-- Start of DATA SUPPLIED --

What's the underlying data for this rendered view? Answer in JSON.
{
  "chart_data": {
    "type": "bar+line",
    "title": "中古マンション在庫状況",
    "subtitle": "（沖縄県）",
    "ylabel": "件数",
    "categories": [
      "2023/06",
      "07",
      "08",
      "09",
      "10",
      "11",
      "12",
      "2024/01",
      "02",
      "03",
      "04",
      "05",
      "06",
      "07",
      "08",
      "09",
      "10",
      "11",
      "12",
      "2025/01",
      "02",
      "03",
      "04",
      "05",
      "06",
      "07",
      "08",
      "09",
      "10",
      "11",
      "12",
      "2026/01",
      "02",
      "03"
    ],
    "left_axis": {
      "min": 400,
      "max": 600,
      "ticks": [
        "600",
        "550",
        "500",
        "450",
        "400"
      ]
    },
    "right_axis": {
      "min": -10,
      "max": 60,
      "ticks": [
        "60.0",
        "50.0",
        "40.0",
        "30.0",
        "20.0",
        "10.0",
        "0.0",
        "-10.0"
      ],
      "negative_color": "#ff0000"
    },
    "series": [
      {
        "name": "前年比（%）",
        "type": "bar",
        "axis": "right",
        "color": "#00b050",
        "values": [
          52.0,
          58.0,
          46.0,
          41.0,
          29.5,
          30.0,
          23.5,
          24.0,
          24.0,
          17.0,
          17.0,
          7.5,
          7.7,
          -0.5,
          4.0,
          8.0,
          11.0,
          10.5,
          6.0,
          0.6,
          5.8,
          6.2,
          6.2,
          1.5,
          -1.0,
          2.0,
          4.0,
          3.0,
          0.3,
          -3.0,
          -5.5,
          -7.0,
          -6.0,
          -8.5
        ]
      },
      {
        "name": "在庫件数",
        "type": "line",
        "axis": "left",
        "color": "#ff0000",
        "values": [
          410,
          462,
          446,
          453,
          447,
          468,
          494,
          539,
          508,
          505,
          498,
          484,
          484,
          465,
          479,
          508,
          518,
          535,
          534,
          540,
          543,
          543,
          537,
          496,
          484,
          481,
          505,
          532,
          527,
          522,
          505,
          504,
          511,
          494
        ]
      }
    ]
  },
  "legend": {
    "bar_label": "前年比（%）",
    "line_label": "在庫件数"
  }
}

-- End of DATA SUPPLIED --

■ DO THIS ■
Repeat the records above in full, character for character.

■ RESPONSE TO THE TASK ■
What's the underlying data for this rendered view? Answer in JSON.
{
  "chart_data": {
    "type": "bar+line",
    "title": "中古マンション在庫状況",
    "subtitle": "（沖縄県）",
    "ylabel": "件数",
    "categories": [
      "2023/06",
      "07",
      "08",
      "09",
      "10",
      "11",
      "12",
      "2024/01",
      "02",
      "03",
      "04",
      "05",
      "06",
      "07",
      "08",
      "09",
      "10",
      "11",
      "12",
      "2025/01",
      "02",
      "03",
      "04",
      "05",
      "06",
      "07",
      "08",
      "09",
      "10",
      "11",
      "12",
      "2026/01",
      "02",
      "03"
    ],
    "left_axis": {
      "min": 400,
      "max": 600,
      "ticks": [
        "600",
        "550",
        "500",
        "450",
        "400"
      ]
    },
    "right_axis": {
      "min": -10,
      "max": 60,
      "ticks": [
        "60.0",
        "50.0",
        "40.0",
        "30.0",
        "20.0",
        "10.0",
        "0.0",
        "-10.0"
      ],
      "negative_color": "#ff0000"
    },
    "series": [
      {
        "name": "前年比（%）",
        "type": "bar",
        "axis": "right",
        "color": "#00b050",
        "values": [
          52.0,
          58.0,
          46.0,
          41.0,
          29.5,
          30.0,
          23.5,
          24.0,
          24.0,
          17.0,
          17.0,
          7.5,
          7.7,
          -0.5,
          4.0,
          8.0,
          11.0,
          10.5,
          6.0,
          0.6,
          5.8,
          6.2,
          6.2,
          1.5,
          -1.0,
          2.0,
          4.0,
          3.0,
          0.3,
          -3.0,
          -5.5,
          -7.0,
          -6.0,
          -8.5
        ]
      },
      {
        "name": "在庫件数",
        "type": "line",
        "axis": "left",
        "color": "#ff0000",
        "values": [
          410,
          462,
          446,
          453,
          447,
          468,
          494,
          539,
          508,
          505,
          498,
          484,
          484,
          465,
          479,
          508,
          518,
          535,
          534,
          540,
          543,
          543,
          537,
          496,
          484,
          481,
          505,
          532,
          527,
          522,
          505,
          504,
          511,
          494
        ]
      }
    ]
  },
  "legend": {
    "bar_label": "前年比（%）",
    "line_label": "在庫件数"
  }
}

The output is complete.